## Task directions
Below are records to transcribe exactly, without their pictures.

[Begin Stored records]

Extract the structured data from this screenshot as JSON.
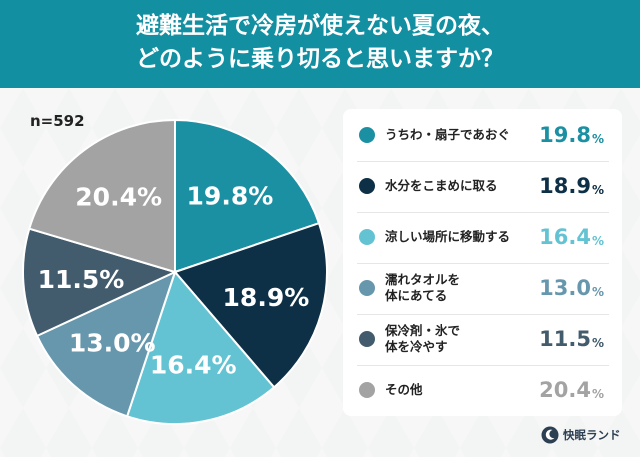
{
  "header": {
    "title_line1": "避難生活で冷房が使えない夏の夜、",
    "title_line2": "どのように乗り切ると思いますか？"
  },
  "sample_size": "n=592",
  "brand": {
    "name": "快眠ランド",
    "icon": "moon-leaf-logo-icon"
  },
  "chart_data": {
    "type": "pie",
    "title": "避難生活で冷房が使えない夏の夜、どのように乗り切ると思いますか？",
    "n": 592,
    "unit": "%",
    "legend_position": "right",
    "slices": [
      {
        "label": "うちわ・扇子であおぐ",
        "value": 19.8,
        "display": "19.8",
        "color": "#1c90a3"
      },
      {
        "label": "水分をこまめに取る",
        "value": 18.9,
        "display": "18.9",
        "color": "#0d3047"
      },
      {
        "label": "涼しい場所に移動する",
        "value": 16.4,
        "display": "16.4",
        "color": "#64c3d3"
      },
      {
        "label": "濡れタオルを\n体にあてる",
        "value": 13.0,
        "display": "13.0",
        "color": "#6797ad"
      },
      {
        "label": "保冷剤・氷で\n体を冷やす",
        "value": 11.5,
        "display": "11.5",
        "color": "#425b6d"
      },
      {
        "label": "その他",
        "value": 20.4,
        "display": "20.4",
        "color": "#a3a3a3"
      }
    ]
  }
}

[End Stored records]

## The response
Extract the structured data from this screenshot as JSON.
{
  "header": {
    "title_line1": "避難生活で冷房が使えない夏の夜、",
    "title_line2": "どのように乗り切ると思いますか？"
  },
  "sample_size": "n=592",
  "brand": {
    "name": "快眠ランド",
    "icon": "moon-leaf-logo-icon"
  },
  "chart_data": {
    "type": "pie",
    "title": "避難生活で冷房が使えない夏の夜、どのように乗り切ると思いますか？",
    "n": 592,
    "unit": "%",
    "legend_position": "right",
    "slices": [
      {
        "label": "うちわ・扇子であおぐ",
        "value": 19.8,
        "display": "19.8",
        "color": "#1c90a3"
      },
      {
        "label": "水分をこまめに取る",
        "value": 18.9,
        "display": "18.9",
        "color": "#0d3047"
      },
      {
        "label": "涼しい場所に移動する",
        "value": 16.4,
        "display": "16.4",
        "color": "#64c3d3"
      },
      {
        "label": "濡れタオルを\n体にあてる",
        "value": 13.0,
        "display": "13.0",
        "color": "#6797ad"
      },
      {
        "label": "保冷剤・氷で\n体を冷やす",
        "value": 11.5,
        "display": "11.5",
        "color": "#425b6d"
      },
      {
        "label": "その他",
        "value": 20.4,
        "display": "20.4",
        "color": "#a3a3a3"
      }
    ]
  }
}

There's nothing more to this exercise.